Work to do: Quote all of the data exactly as given. Skip every picture it contains.
— START OF Exercise data —
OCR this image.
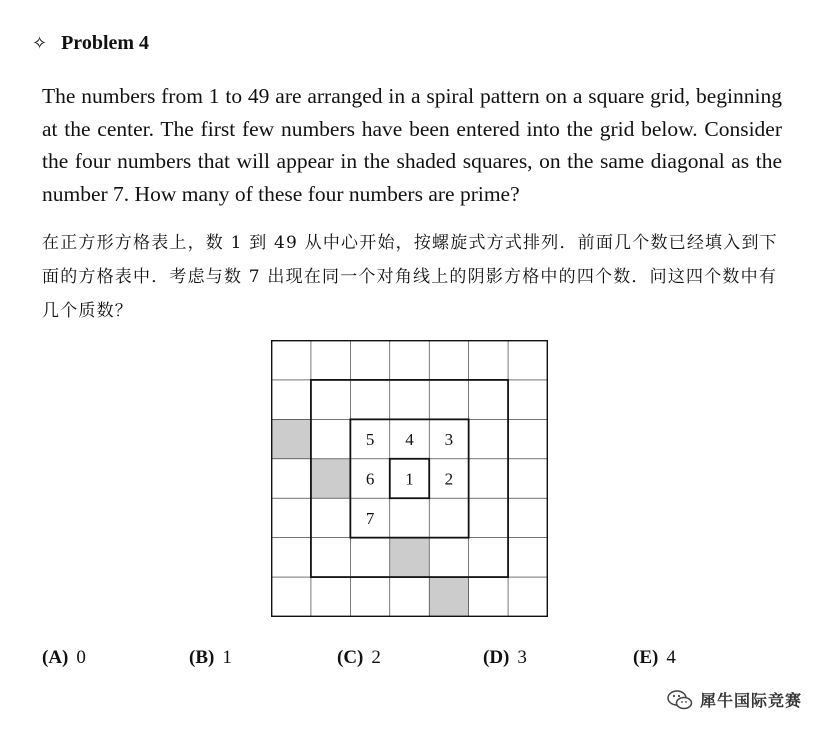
✧ Problem 4

The numbers from 1 to 49 are arranged in a spiral pattern on a square grid, beginning at the center. The first few numbers have been entered into the grid below. Consider the four numbers that will appear in the shaded squares, on the same diagonal as the number 7. How many of these four numbers are prime?

在正方形方格表上，数 1 到 49 从中心开始，按螺旋式方式排列．前面几个数已经填入到下面的方格表中．考虑与数 7 出现在同一个对角线上的阴影方格中的四个数．问这四个数中有几个质数？

5 4 3
6 1 2
7
(A) 0	(B) 1	(C) 2	(D) 3	(E) 4
犀牛国际竞赛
— END OF Exercise data —
Finished task:
OCR this image.
✧ Problem 4

The numbers from 1 to 49 are arranged in a spiral pattern on a square grid, beginning at the center. The first few numbers have been entered into the grid below. Consider the four numbers that will appear in the shaded squares, on the same diagonal as the number 7. How many of these four numbers are prime?

在正方形方格表上，数 1 到 49 从中心开始，按螺旋式方式排列．前面几个数已经填入到下面的方格表中．考虑与数 7 出现在同一个对角线上的阴影方格中的四个数．问这四个数中有几个质数？

5 4 3
6 1 2
7
(A) 0	(B) 1	(C) 2	(D) 3	(E) 4
犀牛国际竞赛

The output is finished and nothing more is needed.